** WRITTEN REQUEST **
Reproduce every line in the listing that contains the word "projects".

** GIVEN INFORMATION **
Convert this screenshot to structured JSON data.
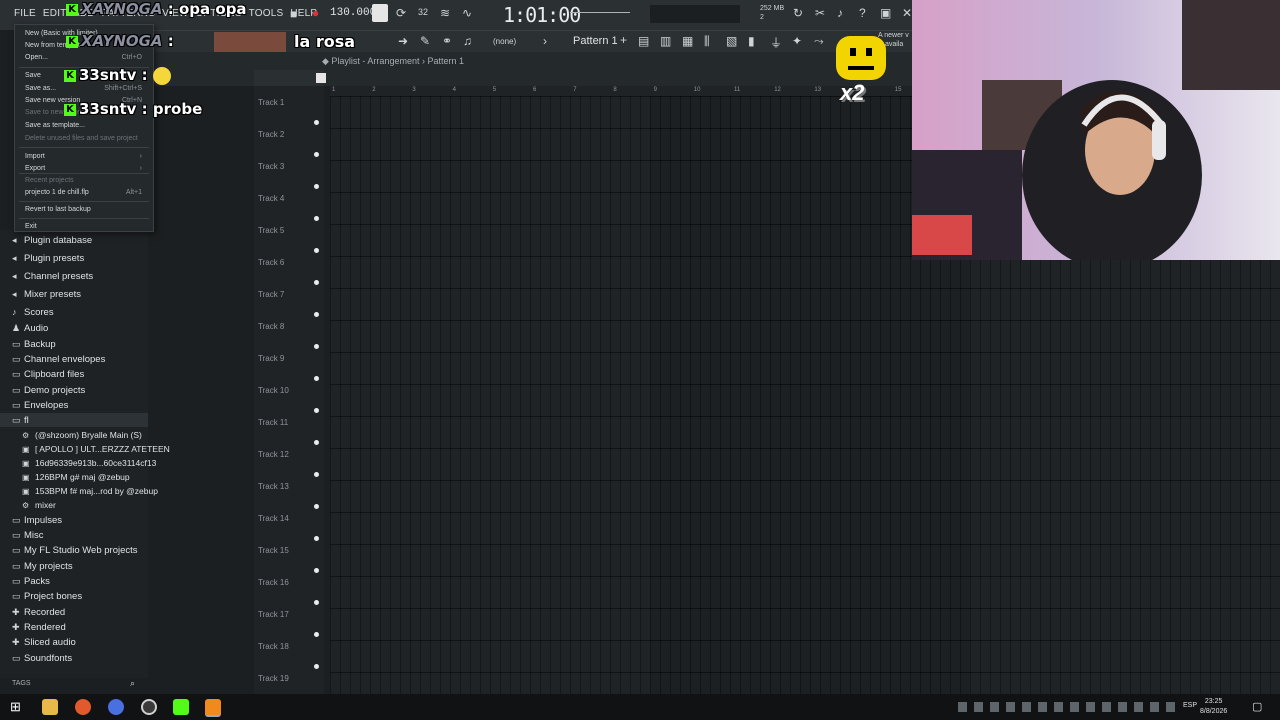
{
  "menubar": [
    "FILE",
    "EDIT",
    "ADD",
    "PATTERNS",
    "VIEW",
    "OPTIONS",
    "TOOLS",
    "HELP"
  ],
  "tempo": "130.000",
  "time": "1:01:00",
  "mem_top": "252 MB",
  "mem_bottom": "2",
  "pattern": "Pattern 1",
  "none_label": "(none)",
  "notice": "A newer v is availa",
  "chat": [
    {
      "user": "XAYNOGA",
      "message": "opa opa"
    },
    {
      "user": "XAYNOGA",
      "message": "la rosa"
    },
    {
      "user": "33sntv",
      "message": ""
    },
    {
      "user": "33sntv",
      "message": "probe"
    }
  ],
  "emote_label": "x2",
  "file_menu": [
    {
      "label": "New (Basic with limiter)",
      "shortcut": ""
    },
    {
      "label": "New from template",
      "shortcut": ""
    },
    {
      "label": "Open...",
      "shortcut": "Ctrl+O"
    },
    {
      "label": "Save",
      "shortcut": ""
    },
    {
      "label": "Save as...",
      "shortcut": "Shift+Ctrl+S"
    },
    {
      "label": "Save new version",
      "shortcut": "Ctrl+N"
    },
    {
      "label": "Save to new project...",
      "shortcut": ""
    },
    {
      "label": "Save as template...",
      "shortcut": ""
    },
    {
      "label": "Delete unused files and save project",
      "shortcut": ""
    },
    {
      "label": "Import",
      "shortcut": "›"
    },
    {
      "label": "Export",
      "shortcut": "›"
    },
    {
      "label": "Recent projects",
      "shortcut": ""
    },
    {
      "label": "projecto 1 de chill.flp",
      "shortcut": "Alt+1"
    },
    {
      "label": "Revert to last backup",
      "shortcut": ""
    },
    {
      "label": "Exit",
      "shortcut": ""
    }
  ],
  "browser": [
    {
      "label": "Plugin database",
      "icon": "plug-icon"
    },
    {
      "label": "Plugin presets",
      "icon": "plug-icon"
    },
    {
      "label": "Channel presets",
      "icon": "plug-icon"
    },
    {
      "label": "Mixer presets",
      "icon": "plug-icon"
    },
    {
      "label": "Scores",
      "icon": "note-icon"
    },
    {
      "label": "Audio",
      "icon": "person-icon"
    },
    {
      "label": "Backup",
      "icon": "folder-icon"
    },
    {
      "label": "Channel envelopes",
      "icon": "folder-icon"
    },
    {
      "label": "Clipboard files",
      "icon": "folder-icon"
    },
    {
      "label": "Demo projects",
      "icon": "folder-icon"
    },
    {
      "label": "Envelopes",
      "icon": "folder-icon"
    },
    {
      "label": "fl",
      "icon": "folder-icon"
    }
  ],
  "browser_sub": [
    {
      "label": "(@shzoom) Bryalle Main (S)",
      "icon": "gear-icon"
    },
    {
      "label": "[ APOLLO ] ULT...ERZZZ ATETEEN",
      "icon": "wave-icon"
    },
    {
      "label": "16d96339e913b...60ce3114cf13",
      "icon": "wave-icon"
    },
    {
      "label": "126BPM g# maj @zebup",
      "icon": "wave-icon"
    },
    {
      "label": "153BPM f# maj...rod by @zebup",
      "icon": "wave-icon"
    },
    {
      "label": "mixer",
      "icon": "gear-icon"
    }
  ],
  "browser_bottom": [
    {
      "label": "Impulses",
      "icon": "folder-icon"
    },
    {
      "label": "Misc",
      "icon": "folder-icon"
    },
    {
      "label": "My FL Studio Web projects",
      "icon": "folder-icon"
    },
    {
      "label": "My projects",
      "icon": "folder-icon"
    },
    {
      "label": "Packs",
      "icon": "folder-icon"
    },
    {
      "label": "Project bones",
      "icon": "folder-icon"
    },
    {
      "label": "Recorded",
      "icon": "plus-icon"
    },
    {
      "label": "Rendered",
      "icon": "plus-icon"
    },
    {
      "label": "Sliced audio",
      "icon": "plus-icon"
    },
    {
      "label": "Soundfonts",
      "icon": "folder-icon"
    }
  ],
  "tags_label": "TAGS",
  "playlist_title": "Playlist - Arrangement",
  "playlist_pattern": "Pattern 1",
  "tracks": [
    "Track 1",
    "Track 2",
    "Track 3",
    "Track 4",
    "Track 5",
    "Track 6",
    "Track 7",
    "Track 8",
    "Track 9",
    "Track 10",
    "Track 11",
    "Track 12",
    "Track 13",
    "Track 14",
    "Track 15",
    "Track 16",
    "Track 17",
    "Track 18",
    "Track 19"
  ],
  "ruler": [
    "1",
    "2",
    "3",
    "4",
    "5",
    "6",
    "7",
    "8",
    "9",
    "10",
    "11",
    "12",
    "13",
    "14",
    "15"
  ],
  "clock_time": "23:25",
  "clock_date": "8/8/2026",
  "lang": "ESP",
  "colors": {
    "kick_green": "#53fc18",
    "accent": "#e8ecee",
    "toolbar": "#2b3033"
  }
}
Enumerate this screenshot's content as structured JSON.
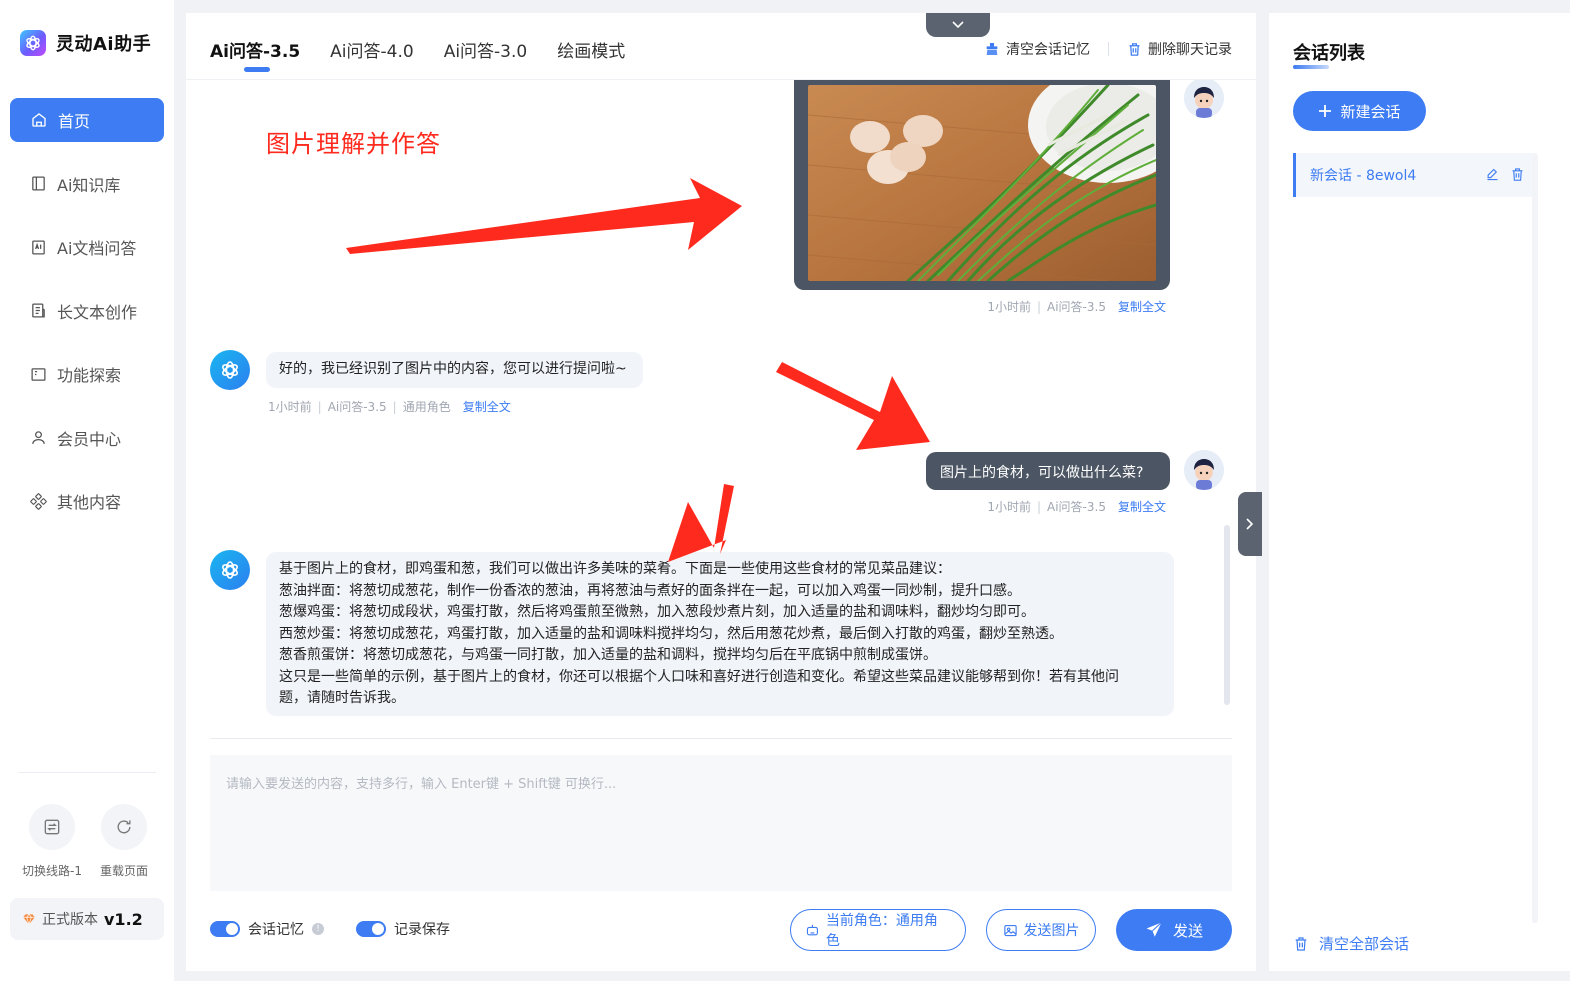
{
  "brand": {
    "name": "灵动Ai助手"
  },
  "sidebar": {
    "items": [
      {
        "label": "首页",
        "icon": "home-icon",
        "active": true
      },
      {
        "label": "Ai知识库",
        "icon": "book-icon",
        "active": false
      },
      {
        "label": "Ai文档问答",
        "icon": "ai-doc-icon",
        "active": false
      },
      {
        "label": "长文本创作",
        "icon": "document-icon",
        "active": false
      },
      {
        "label": "功能探索",
        "icon": "explore-icon",
        "active": false
      },
      {
        "label": "会员中心",
        "icon": "user-icon",
        "active": false
      },
      {
        "label": "其他内容",
        "icon": "grid-icon",
        "active": false
      }
    ],
    "tools": [
      {
        "label": "切换线路-1",
        "icon": "switch-line-icon"
      },
      {
        "label": "重载页面",
        "icon": "reload-icon"
      }
    ],
    "version_label": "正式版本",
    "version_number": "v1.2"
  },
  "tabs": [
    {
      "label": "Ai问答-3.5",
      "active": true
    },
    {
      "label": "Ai问答-4.0",
      "active": false
    },
    {
      "label": "Ai问答-3.0",
      "active": false
    },
    {
      "label": "绘画模式",
      "active": false
    }
  ],
  "header_actions": {
    "clear_memory": "清空会话记忆",
    "delete_history": "删除聊天记录"
  },
  "annotation": "图片理解并作答",
  "messages": [
    {
      "role": "user",
      "type": "image",
      "meta_time": "1小时前",
      "meta_model": "Ai问答-3.5",
      "copy": "复制全文"
    },
    {
      "role": "bot",
      "text": "好的，我已经识别了图片中的内容，您可以进行提问啦~",
      "meta_time": "1小时前",
      "meta_model": "Ai问答-3.5",
      "meta_role": "通用角色",
      "copy": "复制全文"
    },
    {
      "role": "user",
      "text": "图片上的食材，可以做出什么菜?",
      "meta_time": "1小时前",
      "meta_model": "Ai问答-3.5",
      "copy": "复制全文"
    },
    {
      "role": "bot",
      "lines": [
        "基于图片上的食材，即鸡蛋和葱，我们可以做出许多美味的菜肴。下面是一些使用这些食材的常见菜品建议：",
        "葱油拌面：将葱切成葱花，制作一份香浓的葱油，再将葱油与煮好的面条拌在一起，可以加入鸡蛋一同炒制，提升口感。",
        "葱爆鸡蛋：将葱切成段状，鸡蛋打散，然后将鸡蛋煎至微熟，加入葱段炒煮片刻，加入适量的盐和调味料，翻炒均匀即可。",
        "西葱炒蛋：将葱切成葱花，鸡蛋打散，加入适量的盐和调味料搅拌均匀，然后用葱花炒煮，最后倒入打散的鸡蛋，翻炒至熟透。",
        "葱香煎蛋饼：将葱切成葱花，与鸡蛋一同打散，加入适量的盐和调料，搅拌均匀后在平底锅中煎制成蛋饼。",
        "这只是一些简单的示例，基于图片上的食材，你还可以根据个人口味和喜好进行创造和变化。希望这些菜品建议能够帮到你！若有其他问",
        "题，请随时告诉我。"
      ]
    }
  ],
  "input": {
    "placeholder": "请输入要发送的内容，支持多行，输入 Enter键 + Shift键 可换行..."
  },
  "bottom": {
    "memory_label": "会话记忆",
    "save_label": "记录保存",
    "role_button": "当前角色：通用角色",
    "image_button": "发送图片",
    "send_button": "发送"
  },
  "right_panel": {
    "title": "会话列表",
    "new_chat": "新建会话",
    "sessions": [
      {
        "label": "新会话 - 8ewol4"
      }
    ],
    "clear_all": "清空全部会话"
  },
  "colors": {
    "accent": "#3d7cf2",
    "annotation": "#ff2a1e",
    "dark_bubble": "#4c5563"
  }
}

** RESULT OF THE EXERCISE **
      "label": "Recent projects",
      "label": "Demo projects",
      "label": "My FL Studio Web projects",
      "label": "My projects",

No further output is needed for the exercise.